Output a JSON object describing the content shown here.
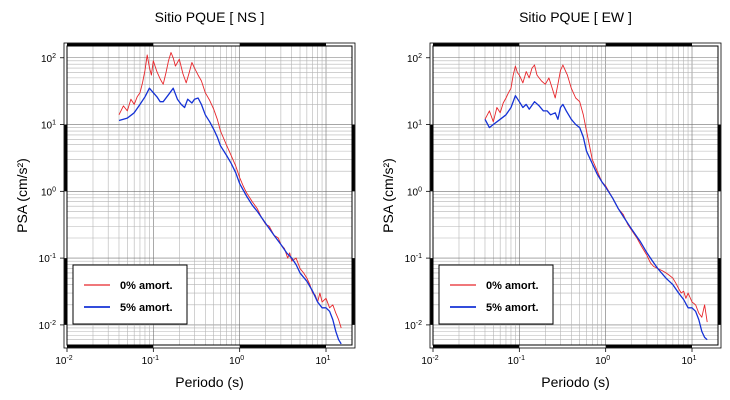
{
  "chart_data": [
    {
      "type": "line",
      "title": "Sitio PQUE [ NS ]",
      "xlabel": "Periodo (s)",
      "ylabel": "PSA (cm/s²)",
      "xscale": "log",
      "yscale": "log",
      "xlim": [
        0.01,
        20
      ],
      "ylim": [
        0.005,
        150
      ],
      "grid": true,
      "legend": "bottom-left",
      "x_ticks": [
        {
          "base": "10",
          "exp": "-2",
          "value": 0.01
        },
        {
          "base": "10",
          "exp": "-1",
          "value": 0.1
        },
        {
          "base": "10",
          "exp": "0",
          "value": 1
        },
        {
          "base": "10",
          "exp": "1",
          "value": 10
        }
      ],
      "y_ticks": [
        {
          "base": "10",
          "exp": "-2",
          "value": 0.01
        },
        {
          "base": "10",
          "exp": "-1",
          "value": 0.1
        },
        {
          "base": "10",
          "exp": "0",
          "value": 1
        },
        {
          "base": "10",
          "exp": "1",
          "value": 10
        },
        {
          "base": "10",
          "exp": "2",
          "value": 100
        }
      ],
      "series": [
        {
          "name": "0% amort.",
          "color": "#e8262b",
          "points": [
            [
              0.04,
              14
            ],
            [
              0.045,
              19
            ],
            [
              0.05,
              16
            ],
            [
              0.055,
              24
            ],
            [
              0.06,
              20
            ],
            [
              0.065,
              26
            ],
            [
              0.07,
              30
            ],
            [
              0.075,
              42
            ],
            [
              0.08,
              65
            ],
            [
              0.085,
              110
            ],
            [
              0.09,
              72
            ],
            [
              0.095,
              55
            ],
            [
              0.1,
              90
            ],
            [
              0.11,
              62
            ],
            [
              0.12,
              48
            ],
            [
              0.13,
              40
            ],
            [
              0.14,
              60
            ],
            [
              0.15,
              90
            ],
            [
              0.16,
              120
            ],
            [
              0.17,
              100
            ],
            [
              0.18,
              75
            ],
            [
              0.2,
              95
            ],
            [
              0.22,
              58
            ],
            [
              0.24,
              42
            ],
            [
              0.26,
              60
            ],
            [
              0.28,
              85
            ],
            [
              0.3,
              70
            ],
            [
              0.33,
              55
            ],
            [
              0.36,
              45
            ],
            [
              0.4,
              30
            ],
            [
              0.45,
              23
            ],
            [
              0.5,
              17
            ],
            [
              0.55,
              12
            ],
            [
              0.6,
              8
            ],
            [
              0.7,
              5
            ],
            [
              0.8,
              3.4
            ],
            [
              0.9,
              2.4
            ],
            [
              1,
              1.6
            ],
            [
              1.1,
              1.2
            ],
            [
              1.2,
              0.95
            ],
            [
              1.4,
              0.7
            ],
            [
              1.6,
              0.55
            ],
            [
              1.8,
              0.4
            ],
            [
              2,
              0.32
            ],
            [
              2.2,
              0.3
            ],
            [
              2.5,
              0.22
            ],
            [
              2.8,
              0.2
            ],
            [
              3,
              0.16
            ],
            [
              3.3,
              0.14
            ],
            [
              3.6,
              0.1
            ],
            [
              3.8,
              0.12
            ],
            [
              4,
              0.09
            ],
            [
              4.5,
              0.1
            ],
            [
              5,
              0.07
            ],
            [
              5.5,
              0.06
            ],
            [
              6,
              0.05
            ],
            [
              6.5,
              0.04
            ],
            [
              7,
              0.03
            ],
            [
              7.5,
              0.028
            ],
            [
              8,
              0.022
            ],
            [
              8.5,
              0.03
            ],
            [
              9,
              0.022
            ],
            [
              10,
              0.025
            ],
            [
              11,
              0.018
            ],
            [
              12,
              0.02
            ],
            [
              13,
              0.015
            ],
            [
              14,
              0.012
            ],
            [
              15,
              0.009
            ]
          ]
        },
        {
          "name": "5% amort.",
          "color": "#1532d6",
          "points": [
            [
              0.04,
              11.5
            ],
            [
              0.05,
              12.5
            ],
            [
              0.06,
              15
            ],
            [
              0.07,
              20
            ],
            [
              0.08,
              26
            ],
            [
              0.09,
              35
            ],
            [
              0.1,
              30
            ],
            [
              0.11,
              26
            ],
            [
              0.12,
              22
            ],
            [
              0.13,
              22
            ],
            [
              0.15,
              28
            ],
            [
              0.17,
              35
            ],
            [
              0.19,
              24
            ],
            [
              0.21,
              20
            ],
            [
              0.23,
              18
            ],
            [
              0.25,
              24
            ],
            [
              0.28,
              21
            ],
            [
              0.3,
              24
            ],
            [
              0.33,
              25
            ],
            [
              0.36,
              20
            ],
            [
              0.4,
              14
            ],
            [
              0.45,
              11
            ],
            [
              0.5,
              8.5
            ],
            [
              0.55,
              6.5
            ],
            [
              0.6,
              4.8
            ],
            [
              0.7,
              3.5
            ],
            [
              0.8,
              2.6
            ],
            [
              0.9,
              1.9
            ],
            [
              1,
              1.3
            ],
            [
              1.2,
              0.85
            ],
            [
              1.4,
              0.62
            ],
            [
              1.6,
              0.5
            ],
            [
              2,
              0.33
            ],
            [
              2.5,
              0.22
            ],
            [
              3,
              0.16
            ],
            [
              3.5,
              0.12
            ],
            [
              4,
              0.1
            ],
            [
              4.5,
              0.08
            ],
            [
              5,
              0.06
            ],
            [
              6,
              0.045
            ],
            [
              7,
              0.032
            ],
            [
              8,
              0.022
            ],
            [
              9,
              0.018
            ],
            [
              10,
              0.018
            ],
            [
              11,
              0.016
            ],
            [
              12,
              0.012
            ],
            [
              13,
              0.008
            ],
            [
              14,
              0.006
            ],
            [
              15,
              0.0052
            ]
          ]
        }
      ]
    },
    {
      "type": "line",
      "title": "Sitio PQUE [ EW ]",
      "xlabel": "Periodo (s)",
      "ylabel": "PSA (cm/s²)",
      "xscale": "log",
      "yscale": "log",
      "xlim": [
        0.01,
        20
      ],
      "ylim": [
        0.005,
        150
      ],
      "grid": true,
      "legend": "bottom-left",
      "x_ticks": [
        {
          "base": "10",
          "exp": "-2",
          "value": 0.01
        },
        {
          "base": "10",
          "exp": "-1",
          "value": 0.1
        },
        {
          "base": "10",
          "exp": "0",
          "value": 1
        },
        {
          "base": "10",
          "exp": "1",
          "value": 10
        }
      ],
      "y_ticks": [
        {
          "base": "10",
          "exp": "-2",
          "value": 0.01
        },
        {
          "base": "10",
          "exp": "-1",
          "value": 0.1
        },
        {
          "base": "10",
          "exp": "0",
          "value": 1
        },
        {
          "base": "10",
          "exp": "1",
          "value": 10
        },
        {
          "base": "10",
          "exp": "2",
          "value": 100
        }
      ],
      "series": [
        {
          "name": "0% amort.",
          "color": "#e8262b",
          "points": [
            [
              0.04,
              12
            ],
            [
              0.045,
              16
            ],
            [
              0.05,
              11
            ],
            [
              0.055,
              18
            ],
            [
              0.06,
              15
            ],
            [
              0.065,
              21
            ],
            [
              0.07,
              25
            ],
            [
              0.075,
              30
            ],
            [
              0.08,
              35
            ],
            [
              0.085,
              55
            ],
            [
              0.09,
              75
            ],
            [
              0.095,
              60
            ],
            [
              0.1,
              55
            ],
            [
              0.11,
              42
            ],
            [
              0.12,
              62
            ],
            [
              0.13,
              50
            ],
            [
              0.14,
              70
            ],
            [
              0.15,
              78
            ],
            [
              0.16,
              55
            ],
            [
              0.18,
              45
            ],
            [
              0.2,
              40
            ],
            [
              0.22,
              50
            ],
            [
              0.24,
              35
            ],
            [
              0.26,
              25
            ],
            [
              0.28,
              40
            ],
            [
              0.3,
              65
            ],
            [
              0.32,
              78
            ],
            [
              0.34,
              65
            ],
            [
              0.36,
              55
            ],
            [
              0.4,
              35
            ],
            [
              0.45,
              25
            ],
            [
              0.5,
              22
            ],
            [
              0.55,
              14
            ],
            [
              0.6,
              8
            ],
            [
              0.7,
              3
            ],
            [
              0.8,
              2
            ],
            [
              0.9,
              1.4
            ],
            [
              1,
              1.2
            ],
            [
              1.2,
              0.8
            ],
            [
              1.4,
              0.55
            ],
            [
              1.6,
              0.45
            ],
            [
              1.8,
              0.32
            ],
            [
              2,
              0.26
            ],
            [
              2.3,
              0.2
            ],
            [
              2.6,
              0.15
            ],
            [
              3,
              0.11
            ],
            [
              3.3,
              0.085
            ],
            [
              3.6,
              0.075
            ],
            [
              4,
              0.07
            ],
            [
              4.5,
              0.065
            ],
            [
              5,
              0.06
            ],
            [
              5.5,
              0.055
            ],
            [
              6,
              0.05
            ],
            [
              6.5,
              0.042
            ],
            [
              7,
              0.035
            ],
            [
              7.5,
              0.03
            ],
            [
              8,
              0.032
            ],
            [
              8.5,
              0.025
            ],
            [
              9,
              0.03
            ],
            [
              10,
              0.022
            ],
            [
              11,
              0.02
            ],
            [
              12,
              0.015
            ],
            [
              13,
              0.013
            ],
            [
              14,
              0.02
            ],
            [
              15,
              0.011
            ]
          ]
        },
        {
          "name": "5% amort.",
          "color": "#1532d6",
          "points": [
            [
              0.04,
              12
            ],
            [
              0.045,
              9
            ],
            [
              0.05,
              10
            ],
            [
              0.06,
              12
            ],
            [
              0.07,
              14
            ],
            [
              0.08,
              18
            ],
            [
              0.09,
              27
            ],
            [
              0.1,
              22
            ],
            [
              0.11,
              18
            ],
            [
              0.12,
              20
            ],
            [
              0.13,
              17
            ],
            [
              0.15,
              22
            ],
            [
              0.17,
              19
            ],
            [
              0.19,
              16
            ],
            [
              0.21,
              16
            ],
            [
              0.23,
              14
            ],
            [
              0.26,
              15
            ],
            [
              0.28,
              12
            ],
            [
              0.3,
              18
            ],
            [
              0.32,
              20
            ],
            [
              0.35,
              16
            ],
            [
              0.4,
              12
            ],
            [
              0.45,
              10
            ],
            [
              0.5,
              9
            ],
            [
              0.55,
              6.5
            ],
            [
              0.6,
              4
            ],
            [
              0.7,
              2.6
            ],
            [
              0.8,
              1.8
            ],
            [
              0.9,
              1.4
            ],
            [
              1,
              1.15
            ],
            [
              1.2,
              0.8
            ],
            [
              1.4,
              0.55
            ],
            [
              1.6,
              0.42
            ],
            [
              2,
              0.27
            ],
            [
              2.5,
              0.18
            ],
            [
              3,
              0.12
            ],
            [
              3.5,
              0.09
            ],
            [
              4,
              0.07
            ],
            [
              5,
              0.05
            ],
            [
              6,
              0.04
            ],
            [
              7,
              0.03
            ],
            [
              8,
              0.024
            ],
            [
              9,
              0.018
            ],
            [
              10,
              0.018
            ],
            [
              11,
              0.016
            ],
            [
              12,
              0.012
            ],
            [
              13,
              0.008
            ],
            [
              14,
              0.0065
            ],
            [
              15,
              0.006
            ]
          ]
        }
      ]
    }
  ]
}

__EXERCISE DETAILS__. Above are entries; state the number of lines among them that contain "title", and nothing else.

__RESPONSE__. 2